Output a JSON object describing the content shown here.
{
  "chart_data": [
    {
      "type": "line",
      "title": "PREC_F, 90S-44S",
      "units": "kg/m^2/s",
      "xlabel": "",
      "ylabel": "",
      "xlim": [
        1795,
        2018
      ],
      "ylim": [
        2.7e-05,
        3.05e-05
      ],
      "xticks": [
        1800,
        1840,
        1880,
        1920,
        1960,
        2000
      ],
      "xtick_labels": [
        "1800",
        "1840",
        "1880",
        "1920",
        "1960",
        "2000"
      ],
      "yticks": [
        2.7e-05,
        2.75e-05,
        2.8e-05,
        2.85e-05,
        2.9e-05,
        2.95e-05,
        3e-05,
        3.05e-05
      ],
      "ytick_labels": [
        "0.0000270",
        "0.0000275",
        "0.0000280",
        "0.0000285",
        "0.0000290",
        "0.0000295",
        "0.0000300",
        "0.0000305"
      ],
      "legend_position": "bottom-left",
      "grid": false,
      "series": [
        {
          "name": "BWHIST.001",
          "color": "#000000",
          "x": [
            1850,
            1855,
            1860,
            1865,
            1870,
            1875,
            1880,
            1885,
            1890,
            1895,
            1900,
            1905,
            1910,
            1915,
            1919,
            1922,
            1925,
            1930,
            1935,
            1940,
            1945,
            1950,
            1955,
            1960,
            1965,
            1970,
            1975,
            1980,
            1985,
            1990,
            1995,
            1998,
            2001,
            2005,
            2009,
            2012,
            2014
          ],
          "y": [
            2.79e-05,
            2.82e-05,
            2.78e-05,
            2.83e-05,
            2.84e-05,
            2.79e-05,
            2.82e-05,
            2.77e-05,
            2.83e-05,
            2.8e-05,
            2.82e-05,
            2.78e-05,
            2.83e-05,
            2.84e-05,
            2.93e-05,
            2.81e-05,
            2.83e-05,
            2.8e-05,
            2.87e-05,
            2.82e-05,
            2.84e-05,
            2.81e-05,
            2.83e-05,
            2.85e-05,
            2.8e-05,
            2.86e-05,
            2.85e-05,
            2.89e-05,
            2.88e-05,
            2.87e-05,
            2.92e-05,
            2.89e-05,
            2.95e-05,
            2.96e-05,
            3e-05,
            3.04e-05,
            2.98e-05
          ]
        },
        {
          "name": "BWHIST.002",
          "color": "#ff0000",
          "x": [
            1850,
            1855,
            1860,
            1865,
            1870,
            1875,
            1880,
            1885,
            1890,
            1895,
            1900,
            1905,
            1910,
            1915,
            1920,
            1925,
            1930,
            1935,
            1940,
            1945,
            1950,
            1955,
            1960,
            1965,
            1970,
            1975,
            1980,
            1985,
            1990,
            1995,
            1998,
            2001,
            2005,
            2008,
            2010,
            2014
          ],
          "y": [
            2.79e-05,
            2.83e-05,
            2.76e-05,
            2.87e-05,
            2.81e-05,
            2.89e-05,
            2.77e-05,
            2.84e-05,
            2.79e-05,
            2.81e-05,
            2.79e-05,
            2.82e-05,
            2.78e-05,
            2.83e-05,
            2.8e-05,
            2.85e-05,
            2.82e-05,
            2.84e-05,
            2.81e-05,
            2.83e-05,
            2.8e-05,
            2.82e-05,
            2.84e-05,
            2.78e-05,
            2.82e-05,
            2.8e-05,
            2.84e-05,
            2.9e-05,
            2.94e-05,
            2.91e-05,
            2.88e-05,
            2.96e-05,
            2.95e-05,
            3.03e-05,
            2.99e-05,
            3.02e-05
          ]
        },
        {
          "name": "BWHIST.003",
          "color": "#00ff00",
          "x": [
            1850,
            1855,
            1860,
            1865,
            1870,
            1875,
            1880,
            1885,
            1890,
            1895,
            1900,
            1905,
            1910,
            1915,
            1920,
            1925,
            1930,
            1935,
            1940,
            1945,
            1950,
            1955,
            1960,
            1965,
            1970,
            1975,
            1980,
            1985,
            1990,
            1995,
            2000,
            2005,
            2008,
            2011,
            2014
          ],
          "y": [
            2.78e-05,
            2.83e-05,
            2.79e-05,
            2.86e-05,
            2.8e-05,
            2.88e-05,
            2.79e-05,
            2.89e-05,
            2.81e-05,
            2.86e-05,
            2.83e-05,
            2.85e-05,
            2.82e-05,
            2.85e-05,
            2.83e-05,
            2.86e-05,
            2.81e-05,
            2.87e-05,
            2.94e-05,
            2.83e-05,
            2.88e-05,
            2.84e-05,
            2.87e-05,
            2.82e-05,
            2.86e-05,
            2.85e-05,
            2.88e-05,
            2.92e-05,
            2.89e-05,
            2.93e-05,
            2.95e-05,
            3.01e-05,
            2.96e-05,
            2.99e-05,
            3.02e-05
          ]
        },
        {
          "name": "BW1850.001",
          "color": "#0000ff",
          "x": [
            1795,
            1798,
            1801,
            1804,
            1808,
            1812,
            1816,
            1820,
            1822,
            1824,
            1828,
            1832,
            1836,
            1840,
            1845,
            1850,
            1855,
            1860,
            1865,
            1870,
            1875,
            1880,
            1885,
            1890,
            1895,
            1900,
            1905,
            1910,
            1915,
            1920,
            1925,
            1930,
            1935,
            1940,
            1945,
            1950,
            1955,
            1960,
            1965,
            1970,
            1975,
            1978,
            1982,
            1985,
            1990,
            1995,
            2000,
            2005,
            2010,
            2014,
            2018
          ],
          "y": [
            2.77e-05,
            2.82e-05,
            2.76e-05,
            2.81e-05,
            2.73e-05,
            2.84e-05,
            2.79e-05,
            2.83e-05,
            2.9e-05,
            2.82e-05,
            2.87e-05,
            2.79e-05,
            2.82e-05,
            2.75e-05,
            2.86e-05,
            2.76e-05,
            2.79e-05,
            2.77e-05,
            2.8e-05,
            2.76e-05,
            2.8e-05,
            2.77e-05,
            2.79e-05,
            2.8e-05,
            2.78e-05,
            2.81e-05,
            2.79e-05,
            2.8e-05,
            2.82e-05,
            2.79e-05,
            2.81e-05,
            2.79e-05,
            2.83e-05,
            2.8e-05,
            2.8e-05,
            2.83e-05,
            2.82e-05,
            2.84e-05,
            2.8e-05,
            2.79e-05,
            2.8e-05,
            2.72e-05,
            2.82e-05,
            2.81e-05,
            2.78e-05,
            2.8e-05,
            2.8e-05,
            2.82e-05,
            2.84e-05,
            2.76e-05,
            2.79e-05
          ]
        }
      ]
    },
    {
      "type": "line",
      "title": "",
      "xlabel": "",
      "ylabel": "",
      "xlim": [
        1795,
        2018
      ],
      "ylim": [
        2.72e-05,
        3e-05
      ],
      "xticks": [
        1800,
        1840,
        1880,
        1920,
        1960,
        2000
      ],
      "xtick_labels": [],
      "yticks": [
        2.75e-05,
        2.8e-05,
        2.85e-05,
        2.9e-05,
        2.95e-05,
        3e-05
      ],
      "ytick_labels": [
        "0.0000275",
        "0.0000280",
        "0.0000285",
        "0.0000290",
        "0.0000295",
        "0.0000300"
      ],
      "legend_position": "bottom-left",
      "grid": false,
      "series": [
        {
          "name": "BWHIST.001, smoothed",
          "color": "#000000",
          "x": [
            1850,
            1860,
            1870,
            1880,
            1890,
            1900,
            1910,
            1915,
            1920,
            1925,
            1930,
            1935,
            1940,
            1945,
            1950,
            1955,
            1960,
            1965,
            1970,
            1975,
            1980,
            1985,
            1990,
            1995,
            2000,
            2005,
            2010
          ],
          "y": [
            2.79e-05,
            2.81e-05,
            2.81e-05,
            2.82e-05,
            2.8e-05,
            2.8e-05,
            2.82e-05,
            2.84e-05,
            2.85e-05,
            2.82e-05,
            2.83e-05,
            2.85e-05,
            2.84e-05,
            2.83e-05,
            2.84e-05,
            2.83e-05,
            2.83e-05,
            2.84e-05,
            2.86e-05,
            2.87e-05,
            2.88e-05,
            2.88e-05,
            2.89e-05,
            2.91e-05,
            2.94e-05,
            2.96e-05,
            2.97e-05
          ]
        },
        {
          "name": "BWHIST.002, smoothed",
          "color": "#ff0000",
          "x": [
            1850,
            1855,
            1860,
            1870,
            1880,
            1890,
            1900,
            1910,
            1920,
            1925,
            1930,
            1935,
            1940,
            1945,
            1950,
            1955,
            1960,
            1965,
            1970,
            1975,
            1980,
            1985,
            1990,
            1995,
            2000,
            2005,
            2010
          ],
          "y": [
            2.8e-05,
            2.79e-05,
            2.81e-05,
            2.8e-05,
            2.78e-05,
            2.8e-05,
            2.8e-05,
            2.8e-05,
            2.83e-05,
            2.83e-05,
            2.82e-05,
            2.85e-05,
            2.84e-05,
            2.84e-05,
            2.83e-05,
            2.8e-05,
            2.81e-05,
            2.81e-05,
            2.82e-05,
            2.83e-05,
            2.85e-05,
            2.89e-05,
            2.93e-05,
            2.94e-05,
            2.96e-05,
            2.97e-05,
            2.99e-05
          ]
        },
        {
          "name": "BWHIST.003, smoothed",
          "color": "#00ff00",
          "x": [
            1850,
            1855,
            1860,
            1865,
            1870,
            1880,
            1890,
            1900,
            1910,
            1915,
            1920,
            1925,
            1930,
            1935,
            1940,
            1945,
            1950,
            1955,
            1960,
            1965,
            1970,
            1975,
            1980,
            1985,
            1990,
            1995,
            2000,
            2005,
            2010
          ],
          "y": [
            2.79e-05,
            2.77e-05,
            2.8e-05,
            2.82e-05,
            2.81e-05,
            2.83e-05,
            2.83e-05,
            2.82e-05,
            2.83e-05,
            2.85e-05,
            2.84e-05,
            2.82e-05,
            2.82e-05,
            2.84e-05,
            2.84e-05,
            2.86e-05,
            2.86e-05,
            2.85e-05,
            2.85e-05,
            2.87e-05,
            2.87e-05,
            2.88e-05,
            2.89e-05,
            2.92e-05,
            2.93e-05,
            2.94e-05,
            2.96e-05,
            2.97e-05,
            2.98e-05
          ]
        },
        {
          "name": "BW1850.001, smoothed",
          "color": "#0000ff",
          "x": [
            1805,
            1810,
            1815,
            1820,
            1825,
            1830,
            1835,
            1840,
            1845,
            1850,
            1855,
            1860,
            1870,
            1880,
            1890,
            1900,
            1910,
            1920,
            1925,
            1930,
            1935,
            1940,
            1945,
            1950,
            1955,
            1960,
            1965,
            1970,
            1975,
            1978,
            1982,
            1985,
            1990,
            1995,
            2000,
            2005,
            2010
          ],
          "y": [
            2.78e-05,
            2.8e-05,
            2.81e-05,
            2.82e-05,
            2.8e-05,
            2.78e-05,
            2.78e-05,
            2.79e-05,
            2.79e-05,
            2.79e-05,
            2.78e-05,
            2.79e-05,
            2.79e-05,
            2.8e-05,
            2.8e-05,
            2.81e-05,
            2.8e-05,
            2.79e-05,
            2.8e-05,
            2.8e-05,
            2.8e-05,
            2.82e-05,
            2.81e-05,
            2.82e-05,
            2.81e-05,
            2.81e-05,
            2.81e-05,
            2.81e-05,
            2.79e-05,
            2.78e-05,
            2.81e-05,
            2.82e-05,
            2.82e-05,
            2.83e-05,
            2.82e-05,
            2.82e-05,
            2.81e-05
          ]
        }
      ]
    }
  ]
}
===============
■ **Goal of the exercise**
Copy every line that includes the string "smoothed" from the material above.

■ **Written answer**
          "name": "BWHIST.001, smoothed",
          "name": "BWHIST.002, smoothed",
          "name": "BWHIST.003, smoothed",
          "name": "BW1850.001, smoothed",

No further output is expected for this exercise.